# Required task
Transcribe the records that follow, preserving every word.

# Dataset
## begin

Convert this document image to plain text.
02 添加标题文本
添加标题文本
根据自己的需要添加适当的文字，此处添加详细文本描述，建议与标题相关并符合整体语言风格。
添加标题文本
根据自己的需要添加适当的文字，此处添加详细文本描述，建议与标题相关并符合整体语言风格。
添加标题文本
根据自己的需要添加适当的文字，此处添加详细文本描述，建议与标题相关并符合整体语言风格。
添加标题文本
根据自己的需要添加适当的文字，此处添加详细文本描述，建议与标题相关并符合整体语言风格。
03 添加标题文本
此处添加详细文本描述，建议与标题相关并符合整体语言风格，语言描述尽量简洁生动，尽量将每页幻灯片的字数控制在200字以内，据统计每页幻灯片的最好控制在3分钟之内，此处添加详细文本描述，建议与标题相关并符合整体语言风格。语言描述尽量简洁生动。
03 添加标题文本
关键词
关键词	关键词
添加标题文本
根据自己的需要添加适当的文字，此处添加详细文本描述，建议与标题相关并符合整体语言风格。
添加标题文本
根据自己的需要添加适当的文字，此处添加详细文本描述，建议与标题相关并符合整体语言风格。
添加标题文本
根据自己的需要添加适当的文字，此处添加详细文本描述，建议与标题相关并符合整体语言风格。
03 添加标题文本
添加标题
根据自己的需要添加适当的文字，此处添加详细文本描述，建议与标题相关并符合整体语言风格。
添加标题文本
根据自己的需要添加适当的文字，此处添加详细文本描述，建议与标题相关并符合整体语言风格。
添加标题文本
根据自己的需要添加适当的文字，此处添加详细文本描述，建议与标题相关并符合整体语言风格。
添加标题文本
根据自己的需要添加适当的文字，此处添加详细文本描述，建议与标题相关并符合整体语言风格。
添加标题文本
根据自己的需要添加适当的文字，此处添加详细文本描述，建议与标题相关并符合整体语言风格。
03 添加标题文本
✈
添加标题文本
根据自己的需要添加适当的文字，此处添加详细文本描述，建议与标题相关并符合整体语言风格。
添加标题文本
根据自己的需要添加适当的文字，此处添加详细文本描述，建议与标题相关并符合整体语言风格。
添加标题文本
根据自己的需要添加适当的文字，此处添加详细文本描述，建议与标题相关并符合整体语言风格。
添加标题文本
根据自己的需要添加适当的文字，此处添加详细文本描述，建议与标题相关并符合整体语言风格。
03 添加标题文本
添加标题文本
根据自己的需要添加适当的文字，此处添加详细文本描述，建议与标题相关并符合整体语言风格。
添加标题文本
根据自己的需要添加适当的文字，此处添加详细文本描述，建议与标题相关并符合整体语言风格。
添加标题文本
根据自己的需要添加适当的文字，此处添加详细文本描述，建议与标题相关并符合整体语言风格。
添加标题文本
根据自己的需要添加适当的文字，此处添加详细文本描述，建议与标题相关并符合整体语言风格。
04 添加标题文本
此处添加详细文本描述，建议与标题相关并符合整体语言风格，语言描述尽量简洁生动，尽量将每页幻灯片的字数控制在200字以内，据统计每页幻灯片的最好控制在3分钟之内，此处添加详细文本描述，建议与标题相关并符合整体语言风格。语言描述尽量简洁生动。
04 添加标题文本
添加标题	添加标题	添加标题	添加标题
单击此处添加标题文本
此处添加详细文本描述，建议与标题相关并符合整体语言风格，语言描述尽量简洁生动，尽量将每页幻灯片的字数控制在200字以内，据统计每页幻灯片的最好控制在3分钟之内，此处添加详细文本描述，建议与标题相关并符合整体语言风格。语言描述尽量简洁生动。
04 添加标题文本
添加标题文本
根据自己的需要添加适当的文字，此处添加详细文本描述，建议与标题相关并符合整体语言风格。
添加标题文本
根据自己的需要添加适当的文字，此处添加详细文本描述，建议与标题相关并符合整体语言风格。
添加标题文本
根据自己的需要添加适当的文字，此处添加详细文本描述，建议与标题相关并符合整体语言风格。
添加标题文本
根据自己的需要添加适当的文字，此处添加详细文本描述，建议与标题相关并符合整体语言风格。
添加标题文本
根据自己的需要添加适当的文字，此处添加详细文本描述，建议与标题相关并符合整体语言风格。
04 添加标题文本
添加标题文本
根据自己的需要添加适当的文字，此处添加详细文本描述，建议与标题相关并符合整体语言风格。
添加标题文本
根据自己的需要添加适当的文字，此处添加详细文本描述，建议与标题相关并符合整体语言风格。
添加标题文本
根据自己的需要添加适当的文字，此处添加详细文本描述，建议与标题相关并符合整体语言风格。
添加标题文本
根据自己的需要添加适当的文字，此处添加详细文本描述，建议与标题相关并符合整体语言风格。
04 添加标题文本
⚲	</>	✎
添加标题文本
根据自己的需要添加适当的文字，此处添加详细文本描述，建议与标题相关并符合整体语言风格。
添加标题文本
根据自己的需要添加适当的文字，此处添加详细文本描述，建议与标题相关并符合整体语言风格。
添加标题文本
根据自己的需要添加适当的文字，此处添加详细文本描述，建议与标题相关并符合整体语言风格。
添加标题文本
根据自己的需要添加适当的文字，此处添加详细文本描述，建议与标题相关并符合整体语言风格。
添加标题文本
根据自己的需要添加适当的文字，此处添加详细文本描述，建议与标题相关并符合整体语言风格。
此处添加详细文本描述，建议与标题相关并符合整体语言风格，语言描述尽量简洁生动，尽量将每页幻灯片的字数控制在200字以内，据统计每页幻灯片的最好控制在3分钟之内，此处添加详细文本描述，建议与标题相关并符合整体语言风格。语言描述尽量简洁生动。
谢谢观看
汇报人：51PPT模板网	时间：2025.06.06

## end

# Task solution
Convert this document image to plain text.
02 添加标题文本
添加标题文本
根据自己的需要添加适当的文字，此处添加详细文本描述，建议与标题相关并符合整体语言风格。
添加标题文本
根据自己的需要添加适当的文字，此处添加详细文本描述，建议与标题相关并符合整体语言风格。
添加标题文本
根据自己的需要添加适当的文字，此处添加详细文本描述，建议与标题相关并符合整体语言风格。
添加标题文本
根据自己的需要添加适当的文字，此处添加详细文本描述，建议与标题相关并符合整体语言风格。
03 添加标题文本
此处添加详细文本描述，建议与标题相关并符合整体语言风格，语言描述尽量简洁生动，尽量将每页幻灯片的字数控制在200字以内，据统计每页幻灯片的最好控制在3分钟之内，此处添加详细文本描述，建议与标题相关并符合整体语言风格。语言描述尽量简洁生动。
03 添加标题文本
关键词
关键词	关键词
添加标题文本
根据自己的需要添加适当的文字，此处添加详细文本描述，建议与标题相关并符合整体语言风格。
添加标题文本
根据自己的需要添加适当的文字，此处添加详细文本描述，建议与标题相关并符合整体语言风格。
添加标题文本
根据自己的需要添加适当的文字，此处添加详细文本描述，建议与标题相关并符合整体语言风格。
03 添加标题文本
添加标题
根据自己的需要添加适当的文字，此处添加详细文本描述，建议与标题相关并符合整体语言风格。
添加标题文本
根据自己的需要添加适当的文字，此处添加详细文本描述，建议与标题相关并符合整体语言风格。
添加标题文本
根据自己的需要添加适当的文字，此处添加详细文本描述，建议与标题相关并符合整体语言风格。
添加标题文本
根据自己的需要添加适当的文字，此处添加详细文本描述，建议与标题相关并符合整体语言风格。
添加标题文本
根据自己的需要添加适当的文字，此处添加详细文本描述，建议与标题相关并符合整体语言风格。
03 添加标题文本
✈
添加标题文本
根据自己的需要添加适当的文字，此处添加详细文本描述，建议与标题相关并符合整体语言风格。
添加标题文本
根据自己的需要添加适当的文字，此处添加详细文本描述，建议与标题相关并符合整体语言风格。
添加标题文本
根据自己的需要添加适当的文字，此处添加详细文本描述，建议与标题相关并符合整体语言风格。
添加标题文本
根据自己的需要添加适当的文字，此处添加详细文本描述，建议与标题相关并符合整体语言风格。
03 添加标题文本
添加标题文本
根据自己的需要添加适当的文字，此处添加详细文本描述，建议与标题相关并符合整体语言风格。
添加标题文本
根据自己的需要添加适当的文字，此处添加详细文本描述，建议与标题相关并符合整体语言风格。
添加标题文本
根据自己的需要添加适当的文字，此处添加详细文本描述，建议与标题相关并符合整体语言风格。
添加标题文本
根据自己的需要添加适当的文字，此处添加详细文本描述，建议与标题相关并符合整体语言风格。
04 添加标题文本
此处添加详细文本描述，建议与标题相关并符合整体语言风格，语言描述尽量简洁生动，尽量将每页幻灯片的字数控制在200字以内，据统计每页幻灯片的最好控制在3分钟之内，此处添加详细文本描述，建议与标题相关并符合整体语言风格。语言描述尽量简洁生动。
04 添加标题文本
添加标题	添加标题	添加标题	添加标题
单击此处添加标题文本
此处添加详细文本描述，建议与标题相关并符合整体语言风格，语言描述尽量简洁生动，尽量将每页幻灯片的字数控制在200字以内，据统计每页幻灯片的最好控制在3分钟之内，此处添加详细文本描述，建议与标题相关并符合整体语言风格。语言描述尽量简洁生动。
04 添加标题文本
添加标题文本
根据自己的需要添加适当的文字，此处添加详细文本描述，建议与标题相关并符合整体语言风格。
添加标题文本
根据自己的需要添加适当的文字，此处添加详细文本描述，建议与标题相关并符合整体语言风格。
添加标题文本
根据自己的需要添加适当的文字，此处添加详细文本描述，建议与标题相关并符合整体语言风格。
添加标题文本
根据自己的需要添加适当的文字，此处添加详细文本描述，建议与标题相关并符合整体语言风格。
添加标题文本
根据自己的需要添加适当的文字，此处添加详细文本描述，建议与标题相关并符合整体语言风格。
04 添加标题文本
添加标题文本
根据自己的需要添加适当的文字，此处添加详细文本描述，建议与标题相关并符合整体语言风格。
添加标题文本
根据自己的需要添加适当的文字，此处添加详细文本描述，建议与标题相关并符合整体语言风格。
添加标题文本
根据自己的需要添加适当的文字，此处添加详细文本描述，建议与标题相关并符合整体语言风格。
添加标题文本
根据自己的需要添加适当的文字，此处添加详细文本描述，建议与标题相关并符合整体语言风格。
04 添加标题文本
⚲	</>	✎
添加标题文本
根据自己的需要添加适当的文字，此处添加详细文本描述，建议与标题相关并符合整体语言风格。
添加标题文本
根据自己的需要添加适当的文字，此处添加详细文本描述，建议与标题相关并符合整体语言风格。
添加标题文本
根据自己的需要添加适当的文字，此处添加详细文本描述，建议与标题相关并符合整体语言风格。
添加标题文本
根据自己的需要添加适当的文字，此处添加详细文本描述，建议与标题相关并符合整体语言风格。
添加标题文本
根据自己的需要添加适当的文字，此处添加详细文本描述，建议与标题相关并符合整体语言风格。
此处添加详细文本描述，建议与标题相关并符合整体语言风格，语言描述尽量简洁生动，尽量将每页幻灯片的字数控制在200字以内，据统计每页幻灯片的最好控制在3分钟之内，此处添加详细文本描述，建议与标题相关并符合整体语言风格。语言描述尽量简洁生动。
谢谢观看
汇报人：51PPT模板网	时间：2025.06.06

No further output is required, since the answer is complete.